=== Task directions ===
List each line of the data that holds the string "bubble", please.

=== Data for the task ===
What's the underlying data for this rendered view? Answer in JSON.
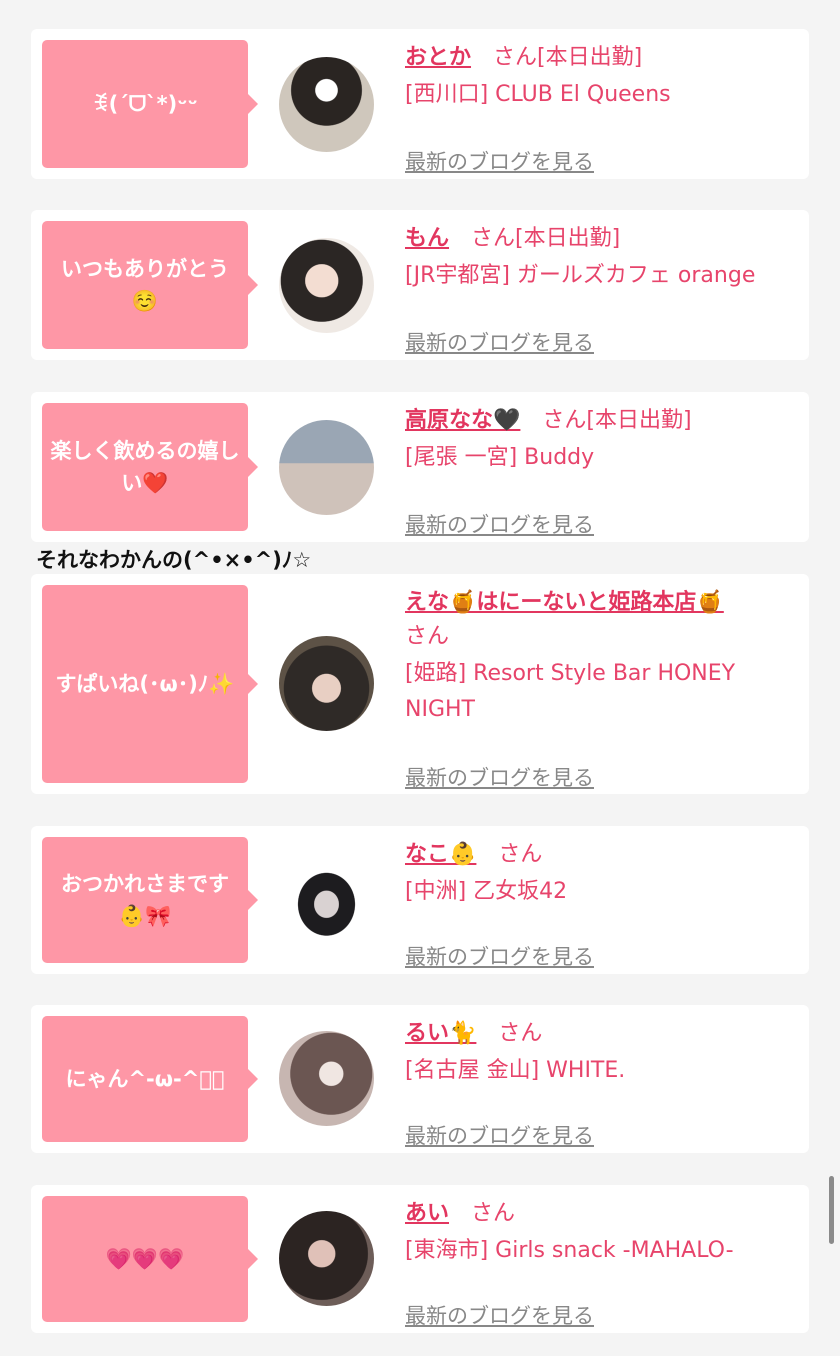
{
  "cards": [
    {
      "bubble": "ꉂ(ˊᗜˋ*)ᵕᵕ",
      "name": "おとか",
      "san": "さん",
      "badge": "[本日出勤]",
      "shop": "[西川口] CLUB El Queens",
      "blog": "最新のブログを見る"
    },
    {
      "bubble": "いつもありがとう☺️",
      "name": "もん",
      "san": "さん",
      "badge": "[本日出勤]",
      "shop": "[JR宇都宮] ガールズカフェ orange",
      "blog": "最新のブログを見る"
    },
    {
      "bubble": "楽しく飲めるの嬉しい❤️",
      "name": "高原なな🖤",
      "san": "さん",
      "badge": "[本日出勤]",
      "shop": "[尾張 一宮] Buddy",
      "blog": "最新のブログを見る"
    },
    {
      "bubble": "すぱいね(･ω･)ﾉ✨",
      "name": "えな🍯はにーないと姫路本店🍯",
      "san": "さん",
      "badge": "",
      "shop": "[姫路] Resort Style Bar HONEY NIGHT",
      "blog": "最新のブログを見る"
    },
    {
      "bubble": "おつかれさまです👶🎀",
      "name": "なこ👶",
      "san": "さん",
      "badge": "",
      "shop": "[中洲] 乙女坂42",
      "blog": "最新のブログを見る"
    },
    {
      "bubble": "にゃん^-ω-^ฅ゙",
      "name": "るい🐈",
      "san": "さん",
      "badge": "",
      "shop": "[名古屋 金山] WHITE.",
      "blog": "最新のブログを見る"
    },
    {
      "bubble": "💗💗💗",
      "name": "あい",
      "san": "さん",
      "badge": "",
      "shop": "[東海市] Girls snack -MAHALO-",
      "blog": "最新のブログを見る"
    }
  ],
  "ascii_text": "それなわかんの(^•×•^)ﾉ☆",
  "colors": {
    "accent": "#e2365f",
    "bubble": "#fe97a6",
    "link_gray": "#888888"
  }
}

=== Solution to this task ===
      "bubble": "ꉂ(ˊᗜˋ*)ᵕᵕ",
      "bubble": "いつもありがとう☺️",
      "bubble": "楽しく飲めるの嬉しい❤️",
      "bubble": "すぱいね(･ω･)ﾉ✨",
      "bubble": "おつかれさまです👶🎀",
      "bubble": "にゃん^-ω-^ฅ゙",
      "bubble": "💗💗💗",
    "bubble": "#fe97a6",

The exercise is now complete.